Direction A —
Turn everything in the listing from its first line down to the line containing "header-discount-price: 永久割引価格: [192, 174, 737, 224]" into a JSON list of strings, one string per line, leaving out blank lines.

Provided passage —
Who needs to master the Windows® keyboard interface?
People need choices in how they operate a PC. A well-designed computer system allows users to interact with software in different ways. Ideally, the mouse and keyboard interfaces are equally easy to learn and use. Unfortunately, operating Windows® by keyboard is less straightforward than by pointing and clicking. Nevertheless, some people have no choice but to learn mouseless techniques. For example:
- Individuals who are totally blind cannot see the mouse pointer, and therefore cannot use a mouse. Most blind individuals use a standard keyboard in conjunction with "screen reader" software. A screen reader translates information into synthetic speech, and can handle any information that can be represented as text, including menus, word processing documents, and hypertext links on web pages. Screen reader users need to know two sets of keyboard commands: those built into Windows® and Windows®-based applications, and those that drive the screen reader.

Direction B —
Answer these questions from the passage on the Windows keyboard interface:
(i) Ideally, how do the mouse and keyboard interfaces compare?
(ii) What does a screen reader translate information into?
(iii) Which sets of keyboard commands do screen reader users need to know?

Data —

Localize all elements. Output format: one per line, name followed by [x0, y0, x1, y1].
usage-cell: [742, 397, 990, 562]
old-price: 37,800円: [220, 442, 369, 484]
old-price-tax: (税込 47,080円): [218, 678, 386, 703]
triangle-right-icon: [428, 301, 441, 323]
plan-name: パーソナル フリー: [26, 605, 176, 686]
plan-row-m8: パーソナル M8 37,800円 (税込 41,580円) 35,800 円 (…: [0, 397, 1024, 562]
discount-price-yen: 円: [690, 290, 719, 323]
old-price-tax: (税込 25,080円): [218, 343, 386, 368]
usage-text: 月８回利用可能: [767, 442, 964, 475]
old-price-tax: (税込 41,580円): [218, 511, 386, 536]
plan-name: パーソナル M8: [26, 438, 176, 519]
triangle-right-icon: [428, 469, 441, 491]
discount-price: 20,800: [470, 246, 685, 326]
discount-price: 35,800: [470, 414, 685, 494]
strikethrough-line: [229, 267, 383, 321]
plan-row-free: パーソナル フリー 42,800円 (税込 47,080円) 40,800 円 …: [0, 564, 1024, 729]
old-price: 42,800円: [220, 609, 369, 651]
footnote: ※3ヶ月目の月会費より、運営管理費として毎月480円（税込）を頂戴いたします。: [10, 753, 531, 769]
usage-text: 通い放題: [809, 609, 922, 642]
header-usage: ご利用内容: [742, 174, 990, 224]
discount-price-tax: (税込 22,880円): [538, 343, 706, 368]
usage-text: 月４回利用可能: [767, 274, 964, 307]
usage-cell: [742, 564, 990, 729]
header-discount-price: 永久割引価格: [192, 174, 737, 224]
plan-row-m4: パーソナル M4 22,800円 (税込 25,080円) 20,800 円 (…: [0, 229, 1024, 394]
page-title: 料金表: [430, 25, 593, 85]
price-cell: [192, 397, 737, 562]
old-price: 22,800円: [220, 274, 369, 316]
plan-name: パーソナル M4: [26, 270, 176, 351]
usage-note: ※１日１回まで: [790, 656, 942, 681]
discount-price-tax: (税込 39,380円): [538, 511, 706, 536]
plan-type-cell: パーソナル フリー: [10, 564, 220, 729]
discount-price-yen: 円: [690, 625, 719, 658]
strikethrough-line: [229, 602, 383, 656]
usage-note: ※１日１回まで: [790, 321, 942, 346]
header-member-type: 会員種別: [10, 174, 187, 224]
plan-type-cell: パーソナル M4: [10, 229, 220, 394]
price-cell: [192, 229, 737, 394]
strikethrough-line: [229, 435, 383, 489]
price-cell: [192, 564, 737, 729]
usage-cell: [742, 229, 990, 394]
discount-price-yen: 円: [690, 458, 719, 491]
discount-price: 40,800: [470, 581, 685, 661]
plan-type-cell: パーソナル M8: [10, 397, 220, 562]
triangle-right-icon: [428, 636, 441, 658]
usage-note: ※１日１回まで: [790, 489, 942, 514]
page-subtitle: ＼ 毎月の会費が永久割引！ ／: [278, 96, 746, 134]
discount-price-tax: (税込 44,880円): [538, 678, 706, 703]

Correct response A —
[
  "Localize all elements. Output format: one per line, name followed by [x0, y0, x1, y1].",
  "usage-cell: [742, 397, 990, 562]",
  "old-price: 37,800円: [220, 442, 369, 484]",
  "old-price-tax: (税込 47,080円): [218, 678, 386, 703]",
  "triangle-right-icon: [428, 301, 441, 323]",
  "plan-name: パーソナル フリー: [26, 605, 176, 686]",
  "plan-row-m8: パーソナル M8 37,800円 (税込 41,580円) 35,800 円 (…: [0, 397, 1024, 562]",
  "discount-price-yen: 円: [690, 290, 719, 323]",
  "old-price-tax: (税込 25,080円): [218, 343, 386, 368]",
  "usage-text: 月８回利用可能: [767, 442, 964, 475]",
  "old-price-tax: (税込 41,580円): [218, 511, 386, 536]",
  "plan-name: パーソナル M8: [26, 438, 176, 519]",
  "triangle-right-icon: [428, 469, 441, 491]",
  "discount-price: 20,800: [470, 246, 685, 326]",
  "discount-price: 35,800: [470, 414, 685, 494]",
  "strikethrough-line: [229, 267, 383, 321]",
  "plan-row-free: パーソナル フリー 42,800円 (税込 47,080円) 40,800 円 …: [0, 564, 1024, 729]",
  "old-price: 42,800円: [220, 609, 369, 651]",
  "footnote: ※3ヶ月目の月会費より、運営管理費として毎月480円（税込）を頂戴いたします。: [10, 753, 531, 769]",
  "usage-text: 通い放題: [809, 609, 922, 642]",
  "header-usage: ご利用内容: [742, 174, 990, 224]",
  "discount-price-tax: (税込 22,880円): [538, 343, 706, 368]",
  "usage-text: 月４回利用可能: [767, 274, 964, 307]",
  "usage-cell: [742, 564, 990, 729]",
  "header-discount-price: 永久割引価格: [192, 174, 737, 224]"
]

Correct response B —
(i) They are equally easy to learn and use.
(ii) Synthetic speech.
(iii) Two sets: those built into Windows® and Windows®-based applications, and those that drive the screen reader.